# REQUEST
Please print every record below exactly as it appears.

[START DATASET EXTRACT]

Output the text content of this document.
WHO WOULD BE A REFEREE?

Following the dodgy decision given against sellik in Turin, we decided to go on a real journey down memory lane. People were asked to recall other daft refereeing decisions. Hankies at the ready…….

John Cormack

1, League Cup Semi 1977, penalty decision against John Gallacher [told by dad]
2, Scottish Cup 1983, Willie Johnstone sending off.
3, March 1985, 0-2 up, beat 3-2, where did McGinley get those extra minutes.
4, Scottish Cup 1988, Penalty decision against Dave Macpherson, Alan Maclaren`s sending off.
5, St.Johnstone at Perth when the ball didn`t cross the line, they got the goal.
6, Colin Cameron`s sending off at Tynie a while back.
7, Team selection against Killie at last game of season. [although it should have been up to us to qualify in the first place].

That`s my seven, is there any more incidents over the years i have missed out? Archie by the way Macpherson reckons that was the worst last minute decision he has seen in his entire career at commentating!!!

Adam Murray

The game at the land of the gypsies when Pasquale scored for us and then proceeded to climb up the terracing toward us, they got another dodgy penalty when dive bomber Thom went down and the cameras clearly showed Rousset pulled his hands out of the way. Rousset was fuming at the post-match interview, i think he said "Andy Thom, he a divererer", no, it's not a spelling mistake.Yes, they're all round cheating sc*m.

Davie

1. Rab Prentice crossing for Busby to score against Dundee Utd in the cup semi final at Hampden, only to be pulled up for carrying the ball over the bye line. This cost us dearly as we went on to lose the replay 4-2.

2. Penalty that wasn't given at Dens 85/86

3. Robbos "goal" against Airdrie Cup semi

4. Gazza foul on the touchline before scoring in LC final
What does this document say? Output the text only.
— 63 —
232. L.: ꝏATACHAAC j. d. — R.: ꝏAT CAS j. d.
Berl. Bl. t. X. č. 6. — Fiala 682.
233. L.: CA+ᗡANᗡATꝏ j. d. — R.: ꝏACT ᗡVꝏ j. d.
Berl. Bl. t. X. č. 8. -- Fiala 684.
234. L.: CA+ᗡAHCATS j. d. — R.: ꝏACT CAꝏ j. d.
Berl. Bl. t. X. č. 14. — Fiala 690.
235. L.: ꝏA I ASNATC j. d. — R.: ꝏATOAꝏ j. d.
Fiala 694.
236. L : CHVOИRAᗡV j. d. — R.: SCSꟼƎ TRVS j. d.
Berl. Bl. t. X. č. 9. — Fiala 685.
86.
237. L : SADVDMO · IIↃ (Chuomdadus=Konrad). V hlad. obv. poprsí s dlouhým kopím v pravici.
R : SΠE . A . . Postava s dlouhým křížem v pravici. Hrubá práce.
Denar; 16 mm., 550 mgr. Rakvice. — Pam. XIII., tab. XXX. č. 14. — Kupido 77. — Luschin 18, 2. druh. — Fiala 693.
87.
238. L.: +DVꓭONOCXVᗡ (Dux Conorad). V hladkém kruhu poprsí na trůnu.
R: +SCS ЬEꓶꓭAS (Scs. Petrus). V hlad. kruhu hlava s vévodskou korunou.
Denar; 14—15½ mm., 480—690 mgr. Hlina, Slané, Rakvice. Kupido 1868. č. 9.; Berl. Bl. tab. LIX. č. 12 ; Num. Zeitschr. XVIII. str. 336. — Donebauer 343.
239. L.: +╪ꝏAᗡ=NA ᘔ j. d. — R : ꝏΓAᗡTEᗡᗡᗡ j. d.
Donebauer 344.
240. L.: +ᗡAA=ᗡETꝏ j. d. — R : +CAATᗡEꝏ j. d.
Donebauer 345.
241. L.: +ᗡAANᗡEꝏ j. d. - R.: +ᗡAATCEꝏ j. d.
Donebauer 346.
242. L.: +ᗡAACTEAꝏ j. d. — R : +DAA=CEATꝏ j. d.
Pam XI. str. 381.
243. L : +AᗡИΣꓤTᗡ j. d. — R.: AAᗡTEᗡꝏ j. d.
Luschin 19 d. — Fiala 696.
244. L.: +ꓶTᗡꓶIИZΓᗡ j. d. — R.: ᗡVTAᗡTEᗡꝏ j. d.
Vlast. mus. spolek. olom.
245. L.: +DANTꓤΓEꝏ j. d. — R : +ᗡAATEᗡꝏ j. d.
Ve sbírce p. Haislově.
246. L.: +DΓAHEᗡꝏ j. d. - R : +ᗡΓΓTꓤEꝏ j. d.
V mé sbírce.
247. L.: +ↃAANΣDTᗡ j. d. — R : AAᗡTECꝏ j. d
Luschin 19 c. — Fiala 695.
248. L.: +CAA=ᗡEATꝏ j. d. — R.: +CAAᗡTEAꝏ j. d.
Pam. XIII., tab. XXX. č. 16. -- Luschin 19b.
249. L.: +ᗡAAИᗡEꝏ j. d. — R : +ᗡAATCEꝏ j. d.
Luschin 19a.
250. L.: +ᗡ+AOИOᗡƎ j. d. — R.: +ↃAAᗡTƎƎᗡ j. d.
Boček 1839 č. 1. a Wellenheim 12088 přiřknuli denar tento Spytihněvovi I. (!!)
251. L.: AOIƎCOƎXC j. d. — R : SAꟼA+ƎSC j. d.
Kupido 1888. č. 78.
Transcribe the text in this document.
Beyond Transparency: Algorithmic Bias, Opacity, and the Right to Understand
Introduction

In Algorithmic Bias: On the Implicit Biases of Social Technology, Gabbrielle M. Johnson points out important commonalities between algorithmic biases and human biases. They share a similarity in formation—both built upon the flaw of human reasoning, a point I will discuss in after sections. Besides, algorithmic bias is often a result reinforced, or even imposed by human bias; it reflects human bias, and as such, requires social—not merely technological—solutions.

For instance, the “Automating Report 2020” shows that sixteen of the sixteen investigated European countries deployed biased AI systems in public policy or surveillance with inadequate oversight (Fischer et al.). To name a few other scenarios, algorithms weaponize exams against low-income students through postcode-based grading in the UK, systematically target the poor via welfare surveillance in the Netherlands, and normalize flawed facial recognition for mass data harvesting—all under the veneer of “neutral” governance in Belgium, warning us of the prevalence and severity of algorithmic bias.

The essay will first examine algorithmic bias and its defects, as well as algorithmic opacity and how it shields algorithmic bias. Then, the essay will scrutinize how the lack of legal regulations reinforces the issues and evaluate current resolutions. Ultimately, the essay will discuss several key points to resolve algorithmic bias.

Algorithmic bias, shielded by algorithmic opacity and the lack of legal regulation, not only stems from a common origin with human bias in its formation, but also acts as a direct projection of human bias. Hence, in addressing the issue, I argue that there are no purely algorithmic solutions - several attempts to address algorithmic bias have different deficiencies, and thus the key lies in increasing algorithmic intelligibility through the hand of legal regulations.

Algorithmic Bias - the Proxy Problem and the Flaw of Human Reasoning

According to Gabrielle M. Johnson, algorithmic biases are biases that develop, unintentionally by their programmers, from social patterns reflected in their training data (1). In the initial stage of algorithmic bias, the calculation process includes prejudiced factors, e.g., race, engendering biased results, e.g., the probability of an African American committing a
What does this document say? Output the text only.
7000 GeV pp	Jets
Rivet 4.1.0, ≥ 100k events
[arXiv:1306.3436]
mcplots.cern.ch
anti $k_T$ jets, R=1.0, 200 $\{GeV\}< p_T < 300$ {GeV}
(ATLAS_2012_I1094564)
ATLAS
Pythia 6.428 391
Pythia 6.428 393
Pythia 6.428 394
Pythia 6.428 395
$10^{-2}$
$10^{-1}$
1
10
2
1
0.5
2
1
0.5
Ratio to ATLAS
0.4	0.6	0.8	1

[END DATASET EXTRACT]

# WRITTEN RESPONSE
Output the text content of this document.
WHO WOULD BE A REFEREE?

Following the dodgy decision given against sellik in Turin, we decided to go on a real journey down memory lane. People were asked to recall other daft refereeing decisions. Hankies at the ready…….

John Cormack

1, League Cup Semi 1977, penalty decision against John Gallacher [told by dad]
2, Scottish Cup 1983, Willie Johnstone sending off.
3, March 1985, 0-2 up, beat 3-2, where did McGinley get those extra minutes.
4, Scottish Cup 1988, Penalty decision against Dave Macpherson, Alan Maclaren`s sending off.
5, St.Johnstone at Perth when the ball didn`t cross the line, they got the goal.
6, Colin Cameron`s sending off at Tynie a while back.
7, Team selection against Killie at last game of season. [although it should have been up to us to qualify in the first place].

That`s my seven, is there any more incidents over the years i have missed out? Archie by the way Macpherson reckons that was the worst last minute decision he has seen in his entire career at commentating!!!

Adam Murray

The game at the land of the gypsies when Pasquale scored for us and then proceeded to climb up the terracing toward us, they got another dodgy penalty when dive bomber Thom went down and the cameras clearly showed Rousset pulled his hands out of the way. Rousset was fuming at the post-match interview, i think he said "Andy Thom, he a divererer", no, it's not a spelling mistake.Yes, they're all round cheating sc*m.

Davie

1. Rab Prentice crossing for Busby to score against Dundee Utd in the cup semi final at Hampden, only to be pulled up for carrying the ball over the bye line. This cost us dearly as we went on to lose the replay 4-2.

2. Penalty that wasn't given at Dens 85/86

3. Robbos "goal" against Airdrie Cup semi

4. Gazza foul on the touchline before scoring in LC final
What does this document say? Output the text only.
— 63 —
232. L.: ꝏATACHAAC j. d. — R.: ꝏAT CAS j. d.
Berl. Bl. t. X. č. 6. — Fiala 682.
233. L.: CA+ᗡANᗡATꝏ j. d. — R.: ꝏACT ᗡVꝏ j. d.
Berl. Bl. t. X. č. 8. -- Fiala 684.
234. L.: CA+ᗡAHCATS j. d. — R.: ꝏACT CAꝏ j. d.
Berl. Bl. t. X. č. 14. — Fiala 690.
235. L.: ꝏA I ASNATC j. d. — R.: ꝏATOAꝏ j. d.
Fiala 694.
236. L : CHVOИRAᗡV j. d. — R.: SCSꟼƎ TRVS j. d.
Berl. Bl. t. X. č. 9. — Fiala 685.
86.
237. L : SADVDMO · IIↃ (Chuomdadus=Konrad). V hlad. obv. poprsí s dlouhým kopím v pravici.
R : SΠE . A . . Postava s dlouhým křížem v pravici. Hrubá práce.
Denar; 16 mm., 550 mgr. Rakvice. — Pam. XIII., tab. XXX. č. 14. — Kupido 77. — Luschin 18, 2. druh. — Fiala 693.
87.
238. L.: +DVꓭONOCXVᗡ (Dux Conorad). V hladkém kruhu poprsí na trůnu.
R: +SCS ЬEꓶꓭAS (Scs. Petrus). V hlad. kruhu hlava s vévodskou korunou.
Denar; 14—15½ mm., 480—690 mgr. Hlina, Slané, Rakvice. Kupido 1868. č. 9.; Berl. Bl. tab. LIX. č. 12 ; Num. Zeitschr. XVIII. str. 336. — Donebauer 343.
239. L.: +╪ꝏAᗡ=NA ᘔ j. d. — R : ꝏΓAᗡTEᗡᗡᗡ j. d.
Donebauer 344.
240. L.: +ᗡAA=ᗡETꝏ j. d. — R : +CAATᗡEꝏ j. d.
Donebauer 345.
241. L.: +ᗡAANᗡEꝏ j. d. - R.: +ᗡAATCEꝏ j. d.
Donebauer 346.
242. L.: +ᗡAACTEAꝏ j. d. — R : +DAA=CEATꝏ j. d.
Pam XI. str. 381.
243. L : +AᗡИΣꓤTᗡ j. d. — R.: AAᗡTEᗡꝏ j. d.
Luschin 19 d. — Fiala 696.
244. L.: +ꓶTᗡꓶIИZΓᗡ j. d. — R.: ᗡVTAᗡTEᗡꝏ j. d.
Vlast. mus. spolek. olom.
245. L.: +DANTꓤΓEꝏ j. d. — R : +ᗡAATEᗡꝏ j. d.
Ve sbírce p. Haislově.
246. L.: +DΓAHEᗡꝏ j. d. - R : +ᗡΓΓTꓤEꝏ j. d.
V mé sbírce.
247. L.: +ↃAANΣDTᗡ j. d. — R : AAᗡTECꝏ j. d
Luschin 19 c. — Fiala 695.
248. L.: +CAA=ᗡEATꝏ j. d. — R.: +CAAᗡTEAꝏ j. d.
Pam. XIII., tab. XXX. č. 16. -- Luschin 19b.
249. L.: +ᗡAAИᗡEꝏ j. d. — R : +ᗡAATCEꝏ j. d.
Luschin 19a.
250. L.: +ᗡ+AOИOᗡƎ j. d. — R.: +ↃAAᗡTƎƎᗡ j. d.
Boček 1839 č. 1. a Wellenheim 12088 přiřknuli denar tento Spytihněvovi I. (!!)
251. L.: AOIƎCOƎXC j. d. — R : SAꟼA+ƎSC j. d.
Kupido 1888. č. 78.
Transcribe the text in this document.
Beyond Transparency: Algorithmic Bias, Opacity, and the Right to Understand
Introduction

In Algorithmic Bias: On the Implicit Biases of Social Technology, Gabbrielle M. Johnson points out important commonalities between algorithmic biases and human biases. They share a similarity in formation—both built upon the flaw of human reasoning, a point I will discuss in after sections. Besides, algorithmic bias is often a result reinforced, or even imposed by human bias; it reflects human bias, and as such, requires social—not merely technological—solutions.

For instance, the “Automating Report 2020” shows that sixteen of the sixteen investigated European countries deployed biased AI systems in public policy or surveillance with inadequate oversight (Fischer et al.). To name a few other scenarios, algorithms weaponize exams against low-income students through postcode-based grading in the UK, systematically target the poor via welfare surveillance in the Netherlands, and normalize flawed facial recognition for mass data harvesting—all under the veneer of “neutral” governance in Belgium, warning us of the prevalence and severity of algorithmic bias.

The essay will first examine algorithmic bias and its defects, as well as algorithmic opacity and how it shields algorithmic bias. Then, the essay will scrutinize how the lack of legal regulations reinforces the issues and evaluate current resolutions. Ultimately, the essay will discuss several key points to resolve algorithmic bias.

Algorithmic bias, shielded by algorithmic opacity and the lack of legal regulation, not only stems from a common origin with human bias in its formation, but also acts as a direct projection of human bias. Hence, in addressing the issue, I argue that there are no purely algorithmic solutions - several attempts to address algorithmic bias have different deficiencies, and thus the key lies in increasing algorithmic intelligibility through the hand of legal regulations.

Algorithmic Bias - the Proxy Problem and the Flaw of Human Reasoning

According to Gabrielle M. Johnson, algorithmic biases are biases that develop, unintentionally by their programmers, from social patterns reflected in their training data (1). In the initial stage of algorithmic bias, the calculation process includes prejudiced factors, e.g., race, engendering biased results, e.g., the probability of an African American committing a
What does this document say? Output the text only.
7000 GeV pp	Jets
Rivet 4.1.0, ≥ 100k events
[arXiv:1306.3436]
mcplots.cern.ch
anti $k_T$ jets, R=1.0, 200 $\{GeV\}< p_T < 300$ {GeV}
(ATLAS_2012_I1094564)
ATLAS
Pythia 6.428 391
Pythia 6.428 393
Pythia 6.428 394
Pythia 6.428 395
$10^{-2}$
$10^{-1}$
1
10
2
1
0.5
2
1
0.5
Ratio to ATLAS
0.4	0.6	0.8	1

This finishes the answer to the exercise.